◆ **PROMPT**: Check each line of the data below for the word "interested", then extract the ones that have it.

Records from a collection of figures:
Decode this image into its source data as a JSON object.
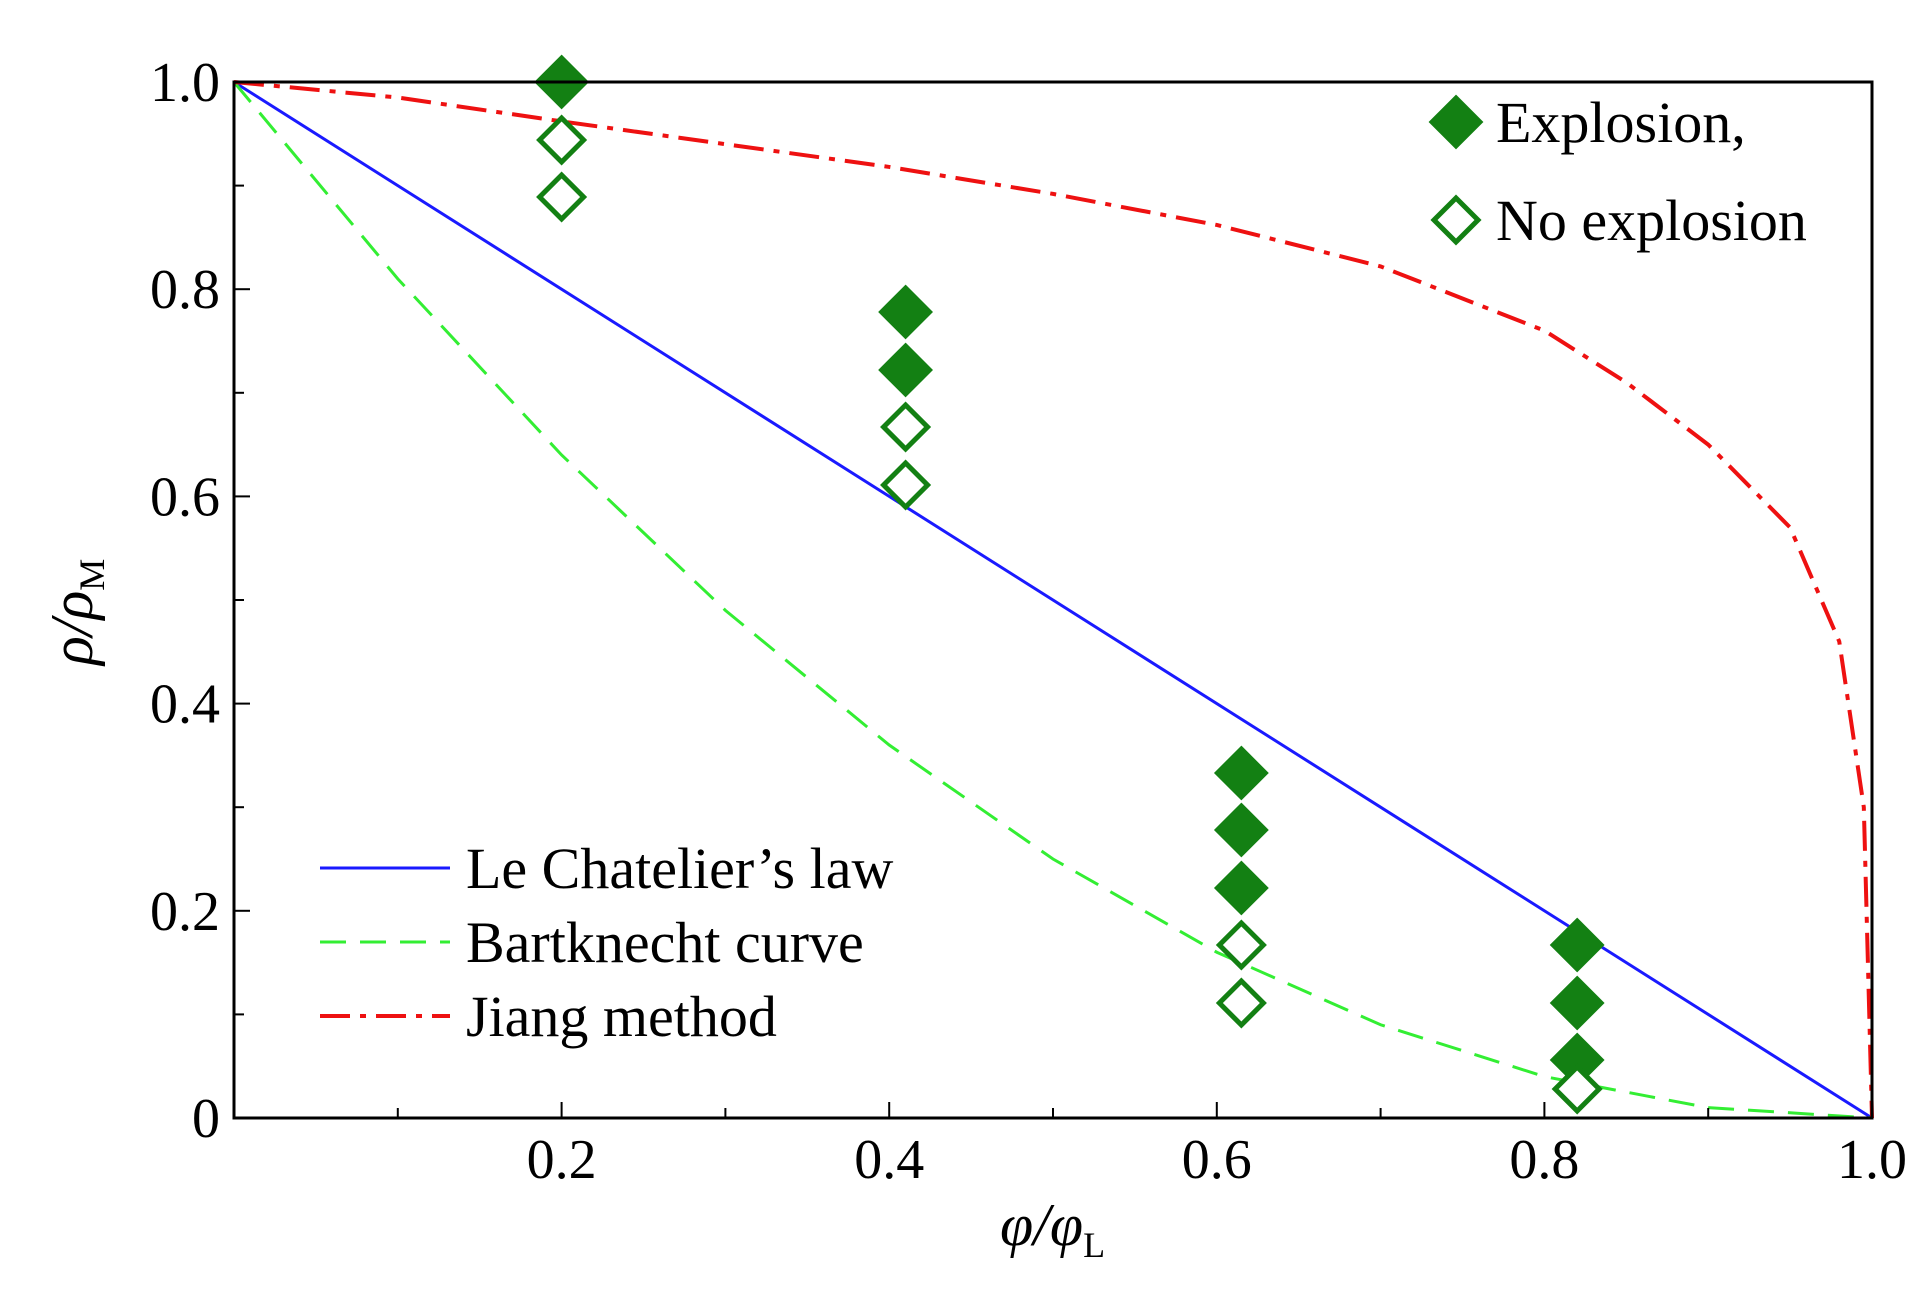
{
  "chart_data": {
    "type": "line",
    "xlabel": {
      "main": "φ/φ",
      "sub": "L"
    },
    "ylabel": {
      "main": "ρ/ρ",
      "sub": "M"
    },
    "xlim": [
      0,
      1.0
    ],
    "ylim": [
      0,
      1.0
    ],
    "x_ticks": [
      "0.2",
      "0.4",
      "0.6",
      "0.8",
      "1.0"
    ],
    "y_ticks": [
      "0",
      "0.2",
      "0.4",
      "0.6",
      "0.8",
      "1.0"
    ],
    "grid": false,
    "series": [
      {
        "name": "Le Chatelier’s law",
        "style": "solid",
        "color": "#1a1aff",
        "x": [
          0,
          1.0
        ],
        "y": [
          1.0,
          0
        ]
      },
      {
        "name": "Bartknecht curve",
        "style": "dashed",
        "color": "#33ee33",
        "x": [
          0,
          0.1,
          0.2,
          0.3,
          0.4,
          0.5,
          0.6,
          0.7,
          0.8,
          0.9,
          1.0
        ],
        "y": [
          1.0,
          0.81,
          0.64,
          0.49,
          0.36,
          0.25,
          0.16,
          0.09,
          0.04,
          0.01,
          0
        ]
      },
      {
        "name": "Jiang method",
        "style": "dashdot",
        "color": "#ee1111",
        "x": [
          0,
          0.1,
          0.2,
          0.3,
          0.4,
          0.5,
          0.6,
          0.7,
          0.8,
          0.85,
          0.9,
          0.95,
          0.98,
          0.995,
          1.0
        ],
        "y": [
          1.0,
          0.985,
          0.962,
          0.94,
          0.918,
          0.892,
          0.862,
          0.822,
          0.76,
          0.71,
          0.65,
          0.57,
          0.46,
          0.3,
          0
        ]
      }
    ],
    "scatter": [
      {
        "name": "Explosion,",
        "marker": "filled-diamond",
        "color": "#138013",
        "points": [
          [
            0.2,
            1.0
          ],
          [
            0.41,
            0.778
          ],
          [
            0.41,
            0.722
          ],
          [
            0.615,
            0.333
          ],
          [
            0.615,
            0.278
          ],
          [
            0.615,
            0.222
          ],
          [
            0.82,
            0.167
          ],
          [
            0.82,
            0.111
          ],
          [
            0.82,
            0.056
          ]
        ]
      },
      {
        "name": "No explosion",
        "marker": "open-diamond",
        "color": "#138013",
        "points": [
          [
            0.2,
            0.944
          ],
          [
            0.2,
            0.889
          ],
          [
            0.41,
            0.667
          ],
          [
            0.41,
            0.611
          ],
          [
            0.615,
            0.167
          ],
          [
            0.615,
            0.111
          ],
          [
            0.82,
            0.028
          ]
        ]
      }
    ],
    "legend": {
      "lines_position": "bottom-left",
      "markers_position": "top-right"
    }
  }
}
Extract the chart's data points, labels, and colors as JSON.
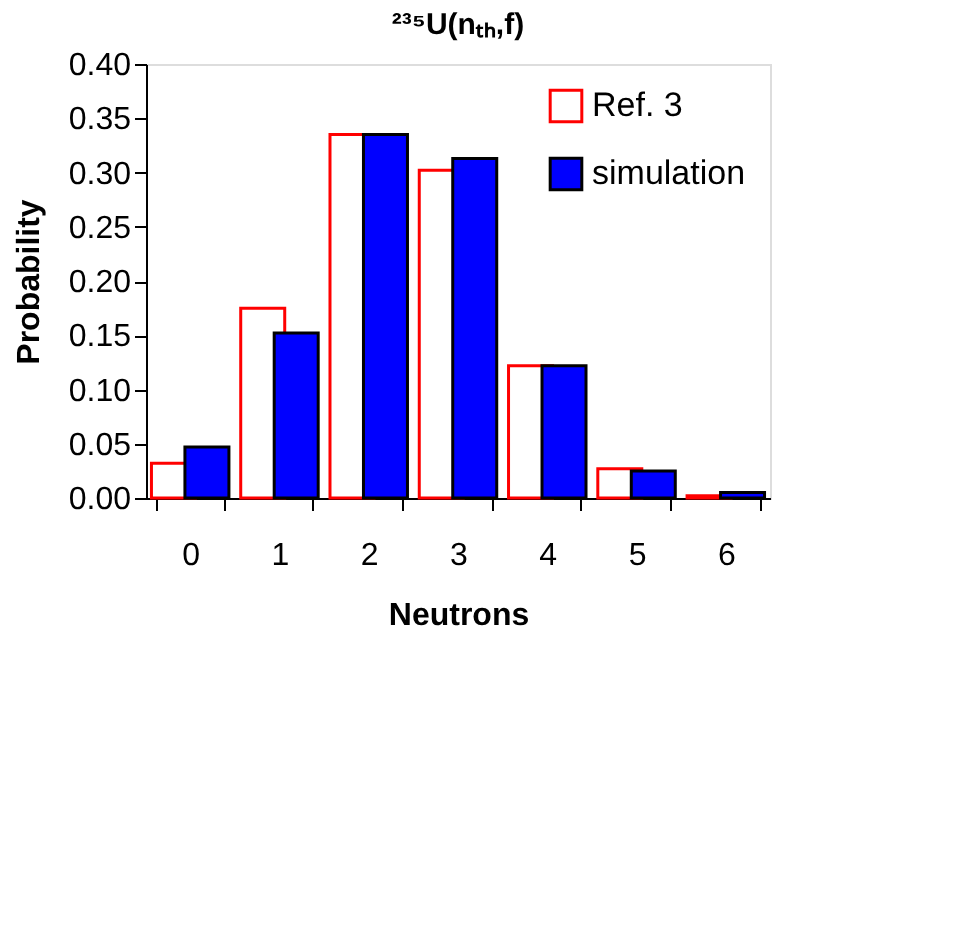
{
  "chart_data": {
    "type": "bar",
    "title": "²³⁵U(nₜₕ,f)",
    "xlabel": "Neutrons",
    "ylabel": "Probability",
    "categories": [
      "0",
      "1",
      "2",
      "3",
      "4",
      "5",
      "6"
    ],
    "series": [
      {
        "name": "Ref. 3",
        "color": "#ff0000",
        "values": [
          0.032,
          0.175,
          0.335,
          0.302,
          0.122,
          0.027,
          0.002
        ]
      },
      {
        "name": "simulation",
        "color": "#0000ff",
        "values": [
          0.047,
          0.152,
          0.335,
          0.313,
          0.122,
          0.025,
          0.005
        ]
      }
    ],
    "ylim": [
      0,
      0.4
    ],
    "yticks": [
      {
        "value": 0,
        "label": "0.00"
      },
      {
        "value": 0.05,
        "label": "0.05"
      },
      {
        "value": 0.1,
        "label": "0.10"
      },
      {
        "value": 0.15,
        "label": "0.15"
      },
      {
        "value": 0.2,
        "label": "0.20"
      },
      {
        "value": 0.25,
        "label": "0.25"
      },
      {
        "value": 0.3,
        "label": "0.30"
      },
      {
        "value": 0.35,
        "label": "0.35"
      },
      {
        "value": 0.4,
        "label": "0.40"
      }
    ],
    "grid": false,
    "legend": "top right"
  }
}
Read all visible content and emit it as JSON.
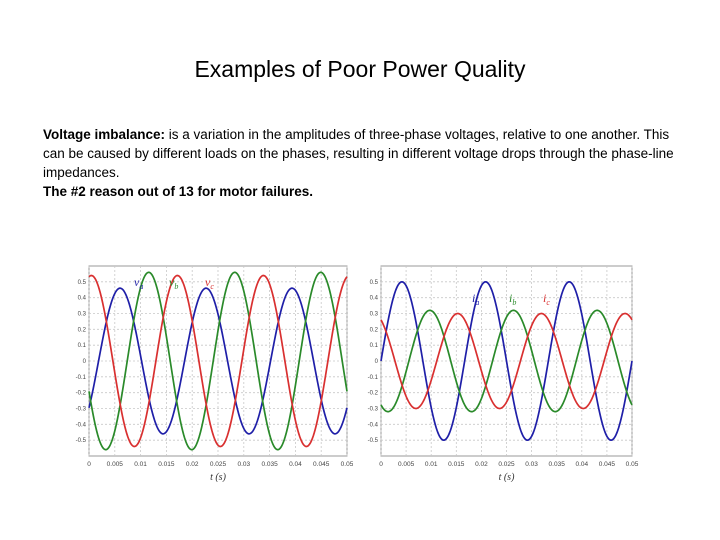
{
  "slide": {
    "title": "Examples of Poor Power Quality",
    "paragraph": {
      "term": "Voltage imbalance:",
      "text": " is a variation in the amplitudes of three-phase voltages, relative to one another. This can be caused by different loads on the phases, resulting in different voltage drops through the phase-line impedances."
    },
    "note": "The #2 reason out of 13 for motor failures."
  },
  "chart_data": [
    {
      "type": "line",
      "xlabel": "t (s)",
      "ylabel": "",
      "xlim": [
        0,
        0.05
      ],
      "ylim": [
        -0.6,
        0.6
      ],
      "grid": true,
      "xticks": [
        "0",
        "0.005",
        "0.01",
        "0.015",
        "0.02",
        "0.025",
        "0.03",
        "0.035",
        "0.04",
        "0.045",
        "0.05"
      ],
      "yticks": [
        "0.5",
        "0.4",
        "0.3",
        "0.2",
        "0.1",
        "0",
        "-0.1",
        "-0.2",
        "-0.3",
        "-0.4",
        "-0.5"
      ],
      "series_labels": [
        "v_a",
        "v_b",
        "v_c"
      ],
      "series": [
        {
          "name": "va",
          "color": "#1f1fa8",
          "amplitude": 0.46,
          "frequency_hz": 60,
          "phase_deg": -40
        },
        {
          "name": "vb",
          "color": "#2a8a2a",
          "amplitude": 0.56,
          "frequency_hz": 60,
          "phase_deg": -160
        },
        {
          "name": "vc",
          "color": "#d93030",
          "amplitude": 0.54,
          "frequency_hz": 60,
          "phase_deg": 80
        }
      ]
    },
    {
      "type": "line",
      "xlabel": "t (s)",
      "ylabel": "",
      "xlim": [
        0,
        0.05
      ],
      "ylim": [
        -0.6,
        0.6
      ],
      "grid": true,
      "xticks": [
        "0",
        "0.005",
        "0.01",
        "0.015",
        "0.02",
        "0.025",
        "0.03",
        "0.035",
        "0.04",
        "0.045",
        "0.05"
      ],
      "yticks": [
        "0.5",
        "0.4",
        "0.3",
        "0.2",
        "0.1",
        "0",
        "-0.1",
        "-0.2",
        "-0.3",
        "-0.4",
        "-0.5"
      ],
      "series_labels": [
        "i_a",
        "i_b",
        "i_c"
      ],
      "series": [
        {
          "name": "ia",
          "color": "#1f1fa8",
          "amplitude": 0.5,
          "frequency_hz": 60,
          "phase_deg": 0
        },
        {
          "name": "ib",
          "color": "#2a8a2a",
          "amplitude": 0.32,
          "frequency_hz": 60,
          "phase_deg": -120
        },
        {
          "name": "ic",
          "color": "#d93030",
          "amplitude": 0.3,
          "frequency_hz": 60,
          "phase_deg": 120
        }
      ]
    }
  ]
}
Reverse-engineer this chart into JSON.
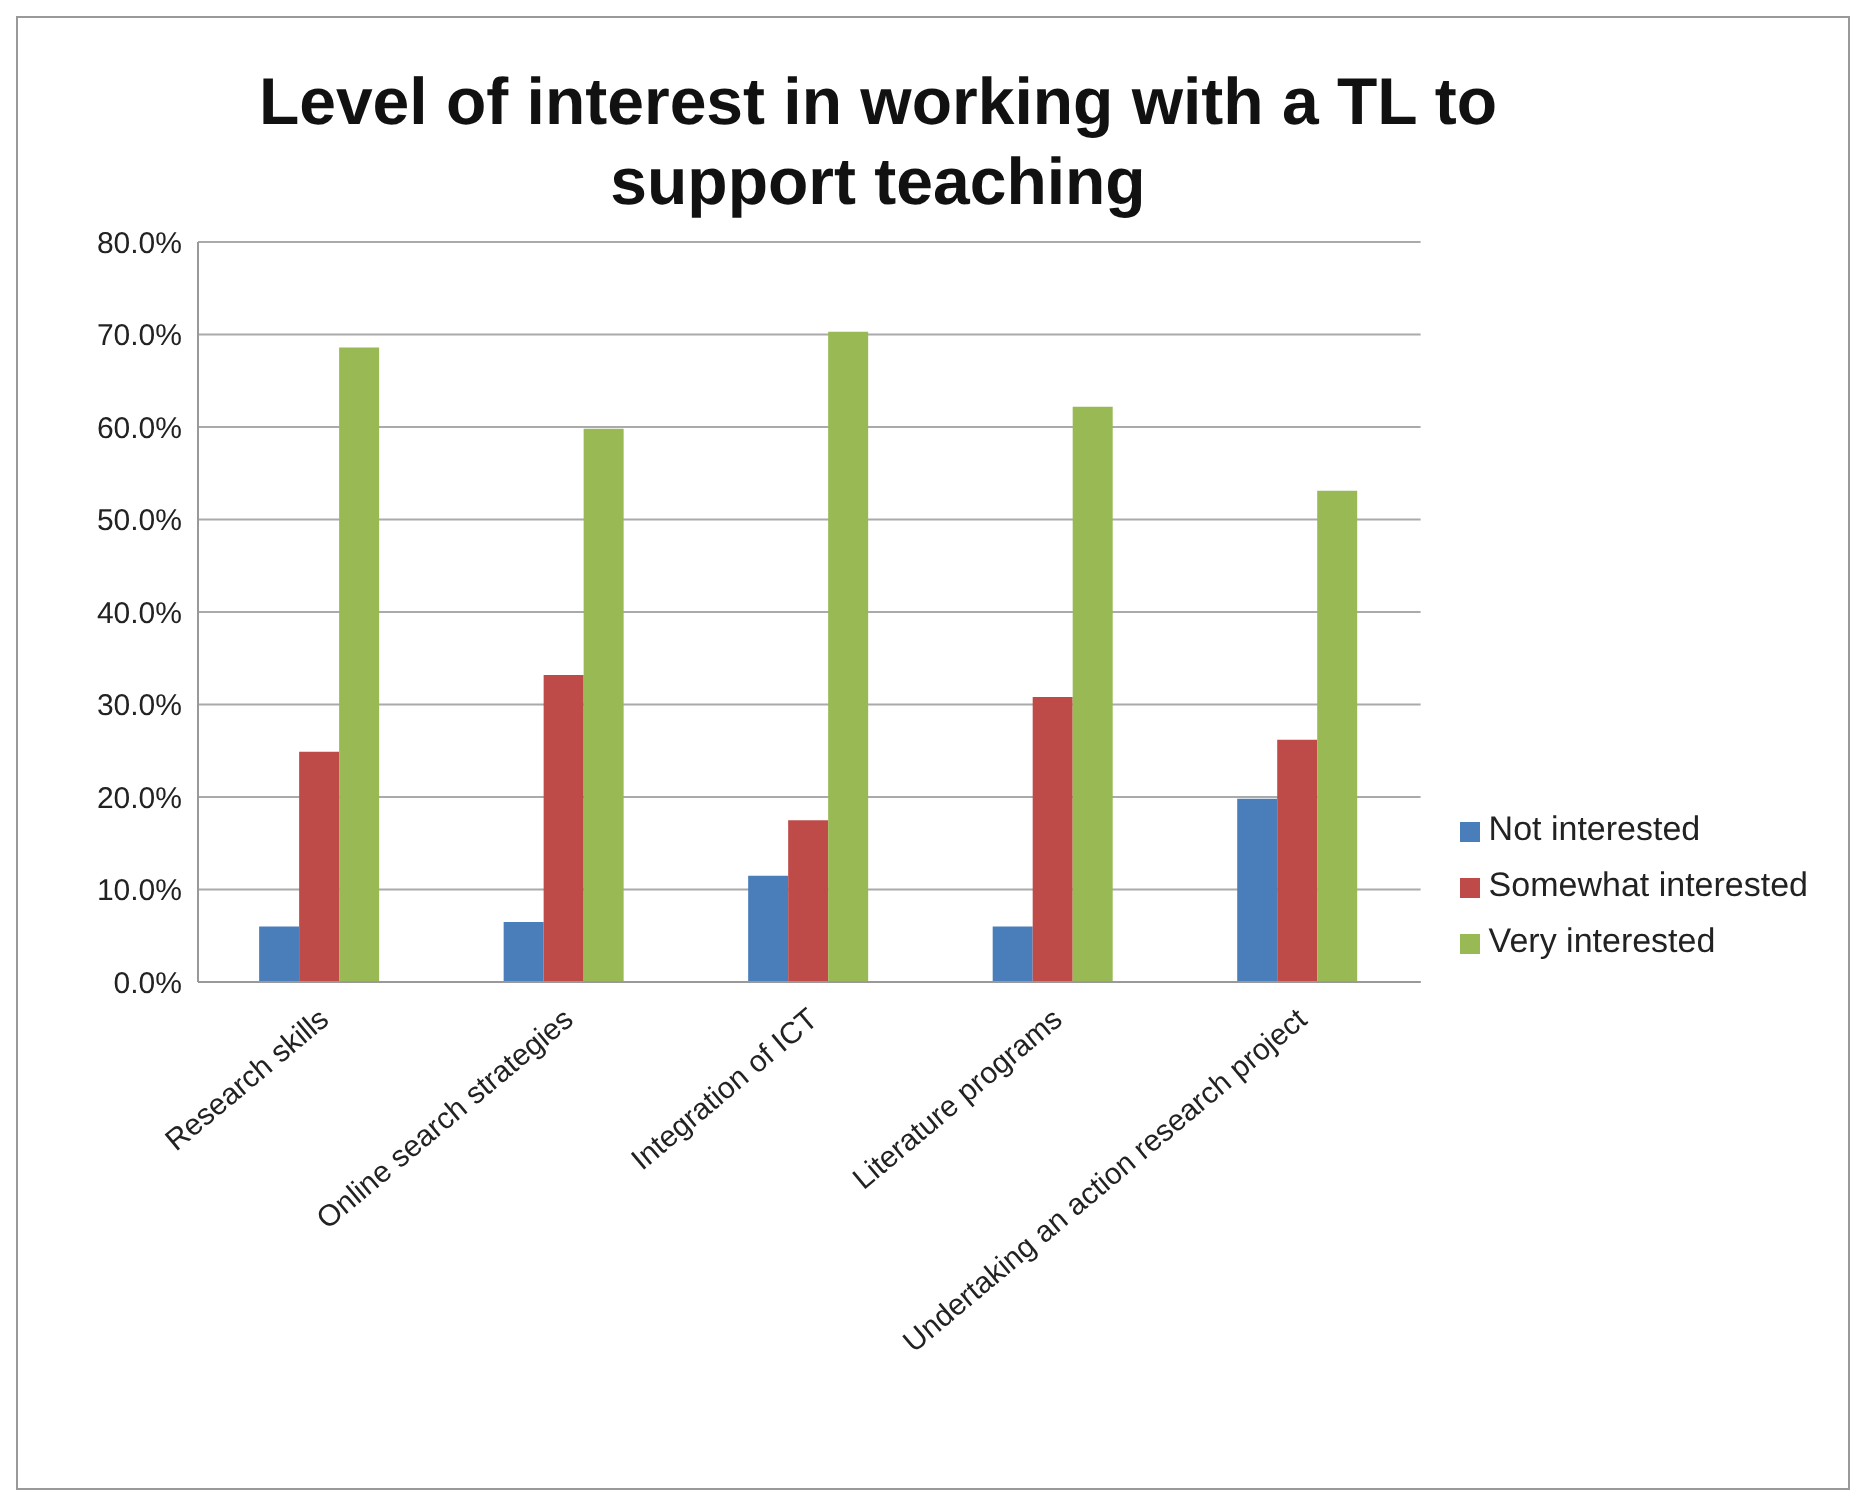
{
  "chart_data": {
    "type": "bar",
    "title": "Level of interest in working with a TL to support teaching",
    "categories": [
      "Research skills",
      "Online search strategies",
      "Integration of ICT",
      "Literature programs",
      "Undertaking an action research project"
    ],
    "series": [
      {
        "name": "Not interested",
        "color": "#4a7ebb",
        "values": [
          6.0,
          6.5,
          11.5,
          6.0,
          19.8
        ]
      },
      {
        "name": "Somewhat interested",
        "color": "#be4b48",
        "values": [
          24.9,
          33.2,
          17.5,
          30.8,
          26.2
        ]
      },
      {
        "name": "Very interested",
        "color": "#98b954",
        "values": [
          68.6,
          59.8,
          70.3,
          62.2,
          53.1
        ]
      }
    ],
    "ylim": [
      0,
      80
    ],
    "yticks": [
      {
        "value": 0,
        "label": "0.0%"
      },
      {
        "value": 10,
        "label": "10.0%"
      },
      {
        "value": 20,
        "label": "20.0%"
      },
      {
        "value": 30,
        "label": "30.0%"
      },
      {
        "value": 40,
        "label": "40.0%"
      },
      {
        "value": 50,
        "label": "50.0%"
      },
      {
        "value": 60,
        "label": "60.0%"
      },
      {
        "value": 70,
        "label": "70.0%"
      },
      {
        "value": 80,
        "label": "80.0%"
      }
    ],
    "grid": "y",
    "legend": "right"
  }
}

◆ **THE RESPONSE**:
        "name": "Not interested",
        "name": "Somewhat interested",
        "name": "Very interested",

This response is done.